表示テキスト:
□ □ □ □

価格は,建築標準物(21―18―20)で㎥当たり1万5,950円どころ。広島地区生コン協組では,昨年10月契約分から1,000円の値上げを打ち出し,需要者側と交渉を続けてきた結果,販売側の強い売り腰が功を奏し,7月に値上げが浸透した。先行き,横ばい推移。
 
 

【高松】

香川県生コン工組調べによる2019年4~6月期の出荷量は,7万4,782㎥と前年同期比6.1%減。需要は,マンション工事や中心部の再開発工事など小規模な民間建築向けが中心となっている。価格は,建築標準物(21―18―20)で㎥当たり1万2,300円どころ。香川県東部生コン協組は,昨年10月契約分からの値上げを表明,さらに2019年4月から県内4協組による連合会共販へと体制を移行し,売り腰を強めている。市場では徐々に値上げの浸透がみられ,先行き,強含み推移の見通し。

□ □ □ □

データ行:
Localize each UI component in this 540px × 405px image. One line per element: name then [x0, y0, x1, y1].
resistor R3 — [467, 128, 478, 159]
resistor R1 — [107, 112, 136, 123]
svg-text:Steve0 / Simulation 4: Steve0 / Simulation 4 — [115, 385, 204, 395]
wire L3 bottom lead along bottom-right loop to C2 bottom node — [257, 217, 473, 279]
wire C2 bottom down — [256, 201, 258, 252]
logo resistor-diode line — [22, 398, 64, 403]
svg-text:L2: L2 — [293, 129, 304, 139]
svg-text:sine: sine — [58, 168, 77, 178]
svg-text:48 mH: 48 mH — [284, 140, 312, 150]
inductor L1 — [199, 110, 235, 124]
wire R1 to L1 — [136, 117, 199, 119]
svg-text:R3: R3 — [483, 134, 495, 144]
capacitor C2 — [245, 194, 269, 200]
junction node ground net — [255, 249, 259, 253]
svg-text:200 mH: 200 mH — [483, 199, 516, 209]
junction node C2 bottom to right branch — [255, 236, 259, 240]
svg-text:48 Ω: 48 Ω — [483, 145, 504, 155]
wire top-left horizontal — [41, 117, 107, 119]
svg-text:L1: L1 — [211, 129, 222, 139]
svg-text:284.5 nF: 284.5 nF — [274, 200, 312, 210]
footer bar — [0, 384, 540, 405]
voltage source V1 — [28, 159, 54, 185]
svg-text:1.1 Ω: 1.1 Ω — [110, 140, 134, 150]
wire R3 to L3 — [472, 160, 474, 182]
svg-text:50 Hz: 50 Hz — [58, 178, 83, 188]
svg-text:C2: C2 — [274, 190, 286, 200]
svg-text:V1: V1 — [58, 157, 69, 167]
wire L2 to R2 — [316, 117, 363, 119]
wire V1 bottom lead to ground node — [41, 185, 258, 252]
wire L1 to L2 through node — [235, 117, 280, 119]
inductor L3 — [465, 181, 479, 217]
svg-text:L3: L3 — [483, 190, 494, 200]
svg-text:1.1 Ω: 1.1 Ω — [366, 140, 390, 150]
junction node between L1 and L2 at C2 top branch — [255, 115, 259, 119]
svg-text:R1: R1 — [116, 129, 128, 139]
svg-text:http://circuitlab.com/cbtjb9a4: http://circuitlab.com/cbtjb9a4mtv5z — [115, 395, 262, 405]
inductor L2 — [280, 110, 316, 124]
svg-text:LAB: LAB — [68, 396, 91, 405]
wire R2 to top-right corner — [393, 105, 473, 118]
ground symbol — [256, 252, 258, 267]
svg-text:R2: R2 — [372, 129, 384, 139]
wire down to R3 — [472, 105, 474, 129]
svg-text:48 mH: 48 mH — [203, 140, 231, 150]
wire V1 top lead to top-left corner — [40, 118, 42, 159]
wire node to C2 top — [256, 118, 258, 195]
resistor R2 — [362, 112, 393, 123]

□ □ □ □

作業指示:
[A] 次の(i)〜(iii)が表示テキストの内容と合うかどうかを判断し、それぞれ「はい」か「いいえ」で答えたうえで、決め手となる表示テキストの語句をそのまま引用してください。(i) 香川県生コン工組調べによる2019年4~6月期の出荷量は、前年同期より増えた。(ii) 広島地区生コン協組が打ち出した値上げは、7月に浸透した。(iii) 香川県東部生コン協組は、2019年4月から県内4協組による連合会共販へと体制を移した。
[B] 表示テキストをもとに、次の各問いに答えてください。
(i) 広島地区生コン協組が昨年10月契約分から打ち出した値上げの額はいくらですか。
(ii) 香川県で需要の中心となっているのは、どのような工事向けですか。
(iii) 高松の項では、先行きの価格がどう推移する見通しだと述べられていますか。
表示テキストだけを根拠にしてください。

各作業の回答:
[A]
(i) いいえ:「7万4,782㎥と前年同期比6.1%減」
(ii) はい:「7月に値上げが浸透した」
(iii) はい:「2019年4月から県内4協組による連合会共販へと体制を移行し」

[B]
(i) 1,000円
(ii) マンション工事や中心部の再開発工事など小規模な民間建築向け
(iii) 強含み推移